WHAT YOU SHOULD DO: Filter this material down to the lines that hold "xlabel", copying each one.

RECORD LIST:
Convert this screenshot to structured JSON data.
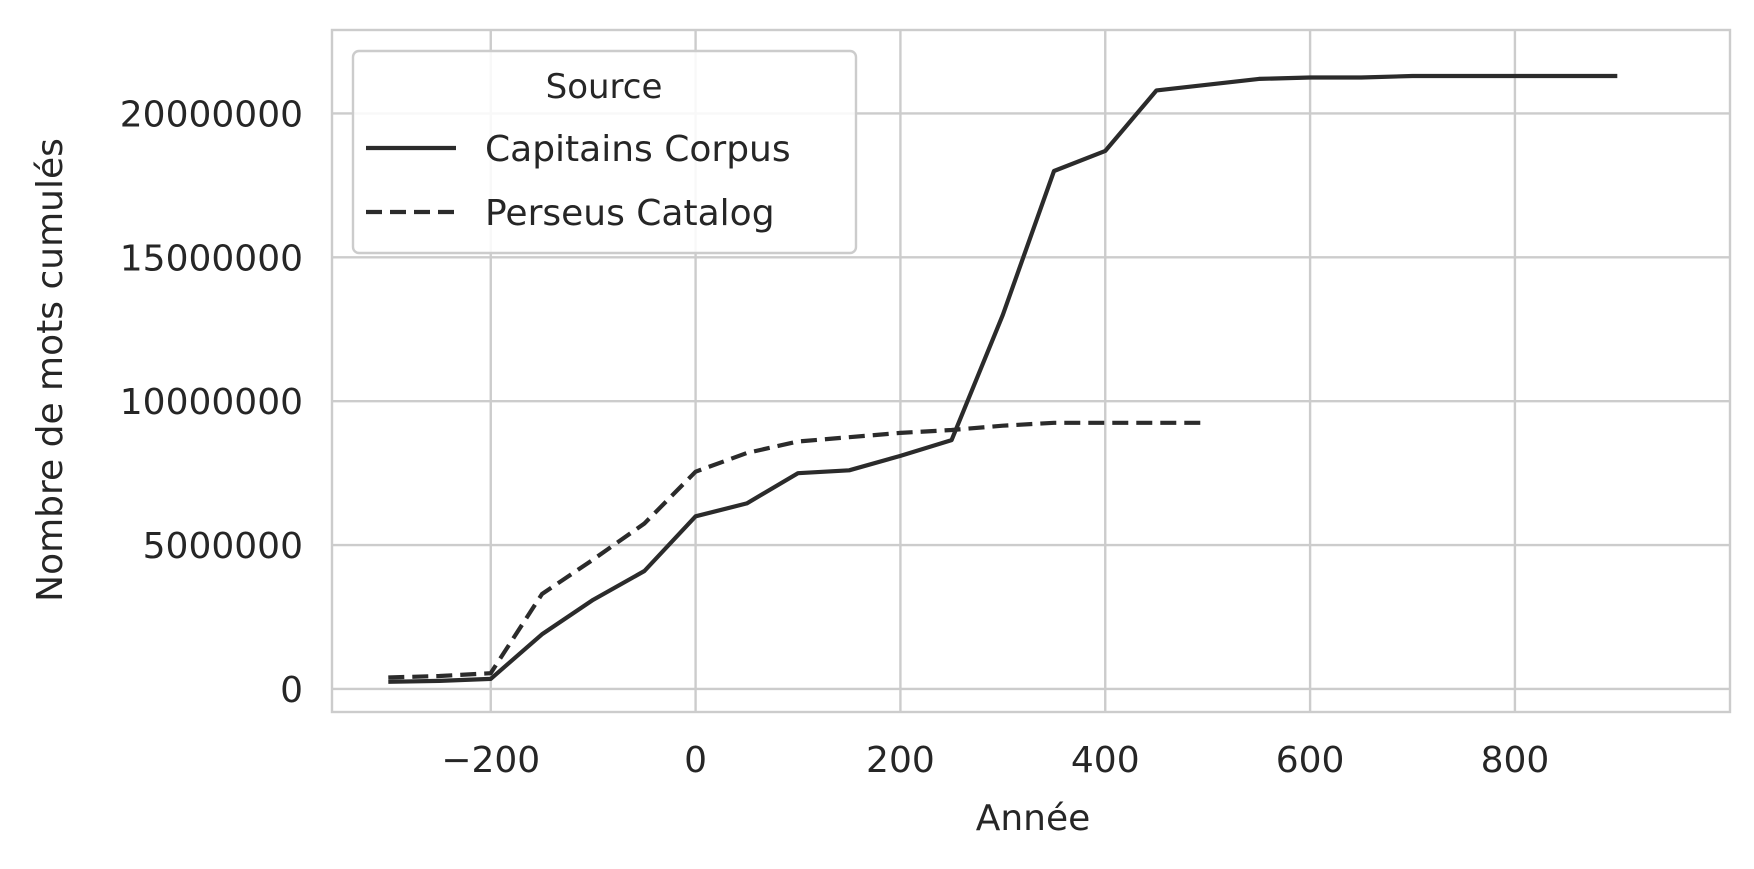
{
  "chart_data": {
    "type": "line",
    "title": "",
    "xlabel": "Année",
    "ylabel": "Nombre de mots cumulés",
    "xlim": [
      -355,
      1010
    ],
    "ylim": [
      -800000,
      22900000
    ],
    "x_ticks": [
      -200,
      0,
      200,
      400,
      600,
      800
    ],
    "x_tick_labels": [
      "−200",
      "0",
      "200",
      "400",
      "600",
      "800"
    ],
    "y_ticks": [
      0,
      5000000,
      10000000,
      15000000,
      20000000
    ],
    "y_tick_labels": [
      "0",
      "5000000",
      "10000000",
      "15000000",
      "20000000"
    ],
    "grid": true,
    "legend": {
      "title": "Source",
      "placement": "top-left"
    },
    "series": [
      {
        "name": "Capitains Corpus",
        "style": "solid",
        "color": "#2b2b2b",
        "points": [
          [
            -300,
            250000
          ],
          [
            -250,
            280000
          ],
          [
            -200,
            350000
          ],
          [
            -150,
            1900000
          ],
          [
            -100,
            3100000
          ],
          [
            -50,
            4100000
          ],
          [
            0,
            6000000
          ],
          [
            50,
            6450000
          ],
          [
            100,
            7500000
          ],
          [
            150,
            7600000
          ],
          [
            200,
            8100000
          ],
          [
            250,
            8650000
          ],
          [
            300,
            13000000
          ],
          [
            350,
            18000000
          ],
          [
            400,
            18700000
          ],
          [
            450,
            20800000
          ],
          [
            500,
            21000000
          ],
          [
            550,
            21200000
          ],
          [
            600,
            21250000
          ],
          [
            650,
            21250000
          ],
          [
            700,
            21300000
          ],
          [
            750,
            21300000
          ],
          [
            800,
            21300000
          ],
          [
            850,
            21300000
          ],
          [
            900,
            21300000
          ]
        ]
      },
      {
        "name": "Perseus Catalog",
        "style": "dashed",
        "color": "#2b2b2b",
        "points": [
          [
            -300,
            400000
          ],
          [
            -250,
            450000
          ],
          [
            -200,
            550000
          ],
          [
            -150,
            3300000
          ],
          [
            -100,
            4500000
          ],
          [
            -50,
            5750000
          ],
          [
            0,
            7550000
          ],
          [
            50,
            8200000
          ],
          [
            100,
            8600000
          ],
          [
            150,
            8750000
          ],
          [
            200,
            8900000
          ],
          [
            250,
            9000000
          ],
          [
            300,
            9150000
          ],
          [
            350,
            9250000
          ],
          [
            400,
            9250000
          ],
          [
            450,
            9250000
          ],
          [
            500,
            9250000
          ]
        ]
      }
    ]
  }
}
==
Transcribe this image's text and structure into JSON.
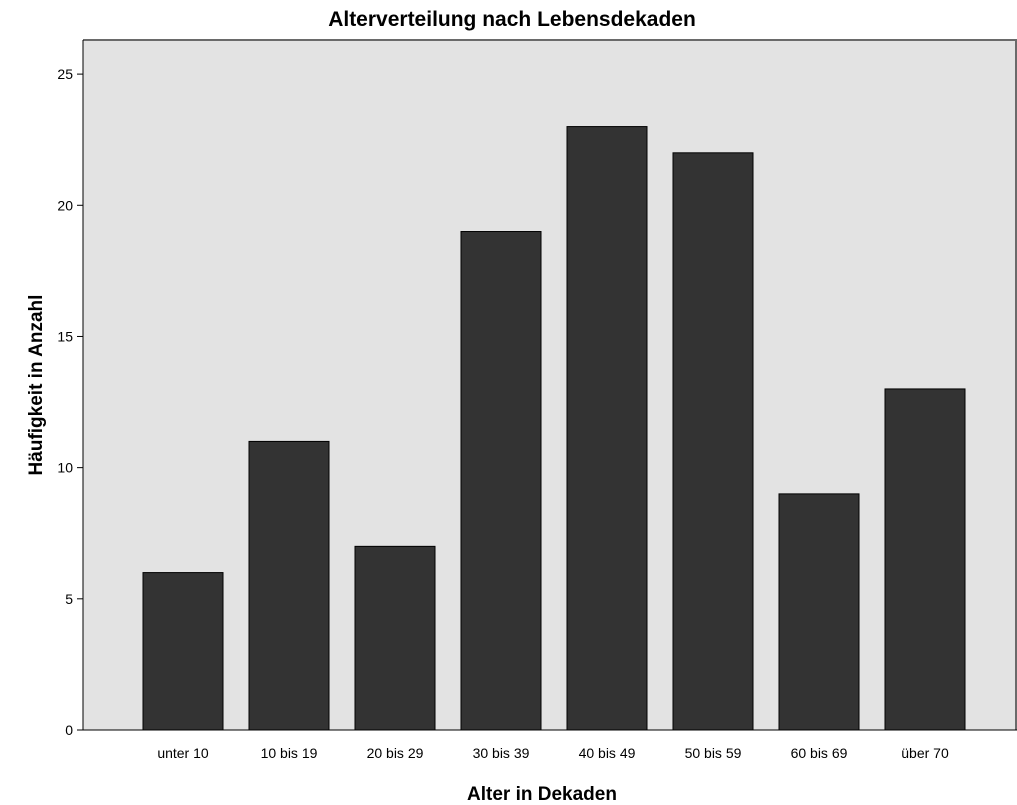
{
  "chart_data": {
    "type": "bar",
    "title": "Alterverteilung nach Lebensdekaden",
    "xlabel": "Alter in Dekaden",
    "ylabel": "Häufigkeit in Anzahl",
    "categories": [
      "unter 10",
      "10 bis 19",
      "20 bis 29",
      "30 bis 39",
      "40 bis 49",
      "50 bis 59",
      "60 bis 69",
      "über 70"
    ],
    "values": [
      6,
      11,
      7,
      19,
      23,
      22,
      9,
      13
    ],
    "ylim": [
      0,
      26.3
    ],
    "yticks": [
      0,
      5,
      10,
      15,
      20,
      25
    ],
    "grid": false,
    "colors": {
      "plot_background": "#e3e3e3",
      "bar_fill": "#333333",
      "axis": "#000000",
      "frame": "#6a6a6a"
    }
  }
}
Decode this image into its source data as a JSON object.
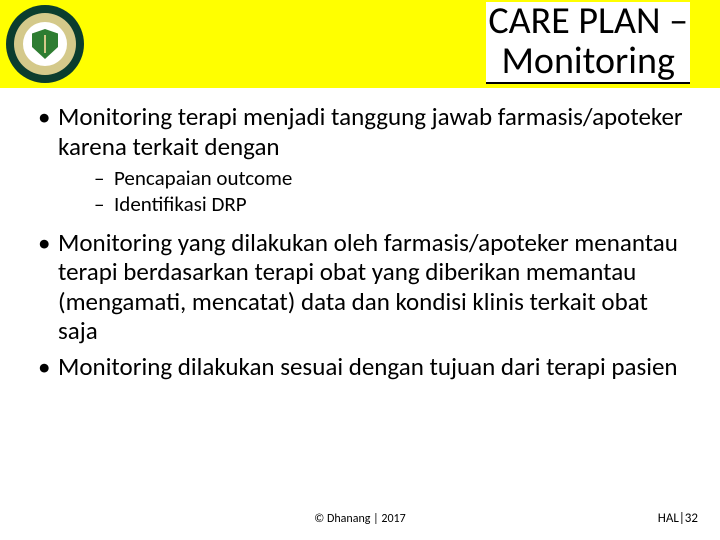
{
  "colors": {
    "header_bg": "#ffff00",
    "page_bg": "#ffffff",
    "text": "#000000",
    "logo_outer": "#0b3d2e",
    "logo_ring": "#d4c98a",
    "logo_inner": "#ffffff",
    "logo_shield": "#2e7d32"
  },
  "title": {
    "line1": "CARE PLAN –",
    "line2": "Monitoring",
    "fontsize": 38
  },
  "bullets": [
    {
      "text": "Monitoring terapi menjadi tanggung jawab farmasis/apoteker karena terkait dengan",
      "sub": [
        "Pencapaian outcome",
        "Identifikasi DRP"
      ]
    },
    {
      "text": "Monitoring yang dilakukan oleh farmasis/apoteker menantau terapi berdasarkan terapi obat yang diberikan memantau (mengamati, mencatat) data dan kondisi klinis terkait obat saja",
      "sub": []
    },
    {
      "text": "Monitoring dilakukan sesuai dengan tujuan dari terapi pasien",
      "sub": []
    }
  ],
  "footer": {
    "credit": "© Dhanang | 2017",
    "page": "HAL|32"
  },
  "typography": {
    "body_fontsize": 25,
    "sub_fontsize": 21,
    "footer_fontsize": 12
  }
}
==
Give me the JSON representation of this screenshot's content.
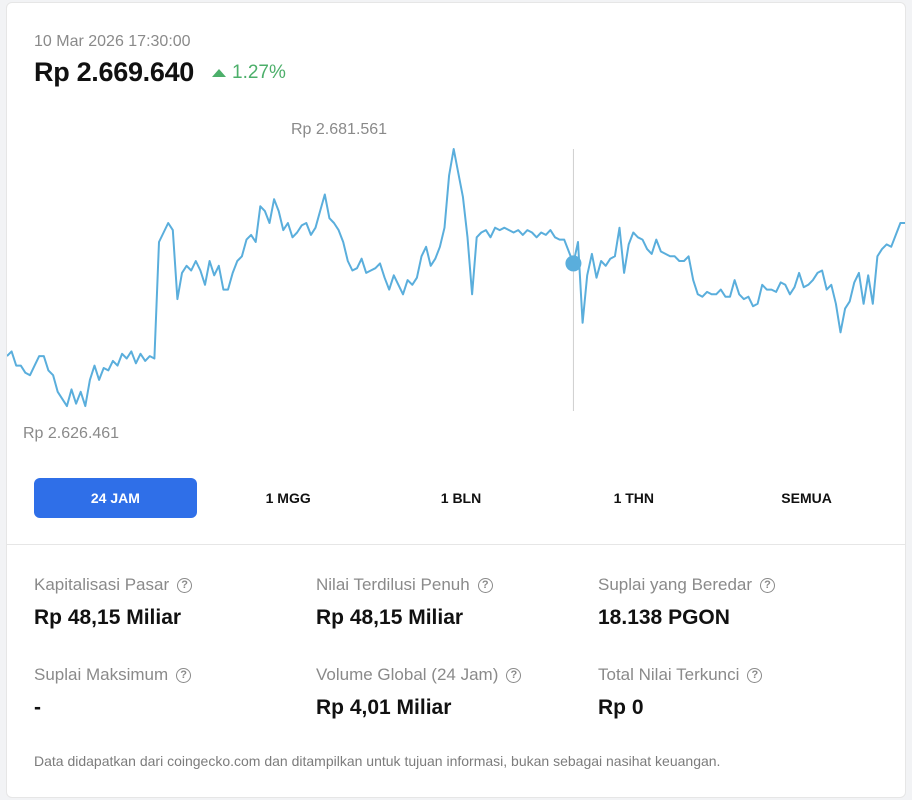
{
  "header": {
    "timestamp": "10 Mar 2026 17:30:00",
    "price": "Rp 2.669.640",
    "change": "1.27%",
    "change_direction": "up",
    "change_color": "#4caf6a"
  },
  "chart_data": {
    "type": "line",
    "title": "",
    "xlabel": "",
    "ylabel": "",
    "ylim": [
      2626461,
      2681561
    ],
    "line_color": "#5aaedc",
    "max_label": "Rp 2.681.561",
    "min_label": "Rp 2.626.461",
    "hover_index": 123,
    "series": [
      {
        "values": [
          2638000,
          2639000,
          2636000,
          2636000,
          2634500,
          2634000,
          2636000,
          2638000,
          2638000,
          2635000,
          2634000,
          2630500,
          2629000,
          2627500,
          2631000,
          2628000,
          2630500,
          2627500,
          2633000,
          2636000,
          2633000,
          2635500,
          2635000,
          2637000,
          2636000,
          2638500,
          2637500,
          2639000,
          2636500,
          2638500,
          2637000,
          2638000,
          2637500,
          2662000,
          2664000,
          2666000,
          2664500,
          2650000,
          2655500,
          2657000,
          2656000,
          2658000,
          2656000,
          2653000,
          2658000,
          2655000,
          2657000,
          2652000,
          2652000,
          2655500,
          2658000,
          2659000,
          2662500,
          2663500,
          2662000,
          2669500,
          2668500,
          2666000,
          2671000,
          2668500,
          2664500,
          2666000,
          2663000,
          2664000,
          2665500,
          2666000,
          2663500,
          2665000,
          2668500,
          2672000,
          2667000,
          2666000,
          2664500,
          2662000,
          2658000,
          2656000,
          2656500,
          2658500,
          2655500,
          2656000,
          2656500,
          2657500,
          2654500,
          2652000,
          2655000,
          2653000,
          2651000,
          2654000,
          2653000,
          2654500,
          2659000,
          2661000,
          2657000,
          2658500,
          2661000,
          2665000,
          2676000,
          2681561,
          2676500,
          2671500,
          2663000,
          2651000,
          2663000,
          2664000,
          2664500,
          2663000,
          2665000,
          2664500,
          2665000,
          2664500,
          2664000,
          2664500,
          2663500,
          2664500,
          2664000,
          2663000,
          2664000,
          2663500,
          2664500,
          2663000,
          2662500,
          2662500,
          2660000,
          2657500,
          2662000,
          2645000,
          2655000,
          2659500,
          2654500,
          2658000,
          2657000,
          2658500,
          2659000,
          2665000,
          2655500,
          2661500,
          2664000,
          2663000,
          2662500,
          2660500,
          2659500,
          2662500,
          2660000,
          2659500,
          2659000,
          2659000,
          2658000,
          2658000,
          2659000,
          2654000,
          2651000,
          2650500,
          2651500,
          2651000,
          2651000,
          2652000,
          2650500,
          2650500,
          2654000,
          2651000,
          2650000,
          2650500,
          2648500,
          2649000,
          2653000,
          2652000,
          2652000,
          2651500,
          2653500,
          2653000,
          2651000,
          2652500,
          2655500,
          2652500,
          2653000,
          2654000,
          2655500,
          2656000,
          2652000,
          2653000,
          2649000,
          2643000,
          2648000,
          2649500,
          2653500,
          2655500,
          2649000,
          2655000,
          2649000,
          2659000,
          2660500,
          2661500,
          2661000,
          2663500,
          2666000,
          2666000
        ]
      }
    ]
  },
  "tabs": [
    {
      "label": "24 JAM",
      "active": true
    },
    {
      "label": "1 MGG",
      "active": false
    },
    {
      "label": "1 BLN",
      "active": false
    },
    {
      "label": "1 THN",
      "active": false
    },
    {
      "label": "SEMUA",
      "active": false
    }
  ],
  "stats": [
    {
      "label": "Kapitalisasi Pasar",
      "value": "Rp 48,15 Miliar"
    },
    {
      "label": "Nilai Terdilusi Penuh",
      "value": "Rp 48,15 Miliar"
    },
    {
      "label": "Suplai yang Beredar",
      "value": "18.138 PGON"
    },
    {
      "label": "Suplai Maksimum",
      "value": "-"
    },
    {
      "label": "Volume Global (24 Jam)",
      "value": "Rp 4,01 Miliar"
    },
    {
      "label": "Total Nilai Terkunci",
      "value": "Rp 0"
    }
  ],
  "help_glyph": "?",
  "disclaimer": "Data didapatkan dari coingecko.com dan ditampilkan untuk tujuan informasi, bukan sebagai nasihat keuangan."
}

RESPONSE TO THIS EXERCISE:
    "xlabel": "Année",
    "xlabel": "Alter in Dekaden",
    "xlabel": "",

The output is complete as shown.